AIM OF THE TASK
Would you set down every entry shown below, precisely as written?

RECORD LIST
* BEGIN *

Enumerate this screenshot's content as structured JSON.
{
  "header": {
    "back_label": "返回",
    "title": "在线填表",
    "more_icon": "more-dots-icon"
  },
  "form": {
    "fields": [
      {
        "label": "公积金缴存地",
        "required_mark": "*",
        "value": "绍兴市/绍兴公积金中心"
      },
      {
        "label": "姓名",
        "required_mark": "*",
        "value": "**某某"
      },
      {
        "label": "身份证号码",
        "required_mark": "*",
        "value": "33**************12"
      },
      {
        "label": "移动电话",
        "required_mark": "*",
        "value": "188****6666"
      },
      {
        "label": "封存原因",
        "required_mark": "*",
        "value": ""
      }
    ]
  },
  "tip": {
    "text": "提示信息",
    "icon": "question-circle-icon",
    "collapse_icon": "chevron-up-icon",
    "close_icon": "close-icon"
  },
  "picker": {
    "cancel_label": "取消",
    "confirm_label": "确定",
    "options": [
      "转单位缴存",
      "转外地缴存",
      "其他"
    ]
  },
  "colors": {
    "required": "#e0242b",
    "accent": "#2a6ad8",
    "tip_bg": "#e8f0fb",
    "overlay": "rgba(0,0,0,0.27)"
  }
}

* END *

FULL OUTPUT
Enumerate this screenshot's content as structured JSON.
{
  "header": {
    "back_label": "返回",
    "title": "在线填表",
    "more_icon": "more-dots-icon"
  },
  "form": {
    "fields": [
      {
        "label": "公积金缴存地",
        "required_mark": "*",
        "value": "绍兴市/绍兴公积金中心"
      },
      {
        "label": "姓名",
        "required_mark": "*",
        "value": "**某某"
      },
      {
        "label": "身份证号码",
        "required_mark": "*",
        "value": "33**************12"
      },
      {
        "label": "移动电话",
        "required_mark": "*",
        "value": "188****6666"
      },
      {
        "label": "封存原因",
        "required_mark": "*",
        "value": ""
      }
    ]
  },
  "tip": {
    "text": "提示信息",
    "icon": "question-circle-icon",
    "collapse_icon": "chevron-up-icon",
    "close_icon": "close-icon"
  },
  "picker": {
    "cancel_label": "取消",
    "confirm_label": "确定",
    "options": [
      "转单位缴存",
      "转外地缴存",
      "其他"
    ]
  },
  "colors": {
    "required": "#e0242b",
    "accent": "#2a6ad8",
    "tip_bg": "#e8f0fb",
    "overlay": "rgba(0,0,0,0.27)"
  }
}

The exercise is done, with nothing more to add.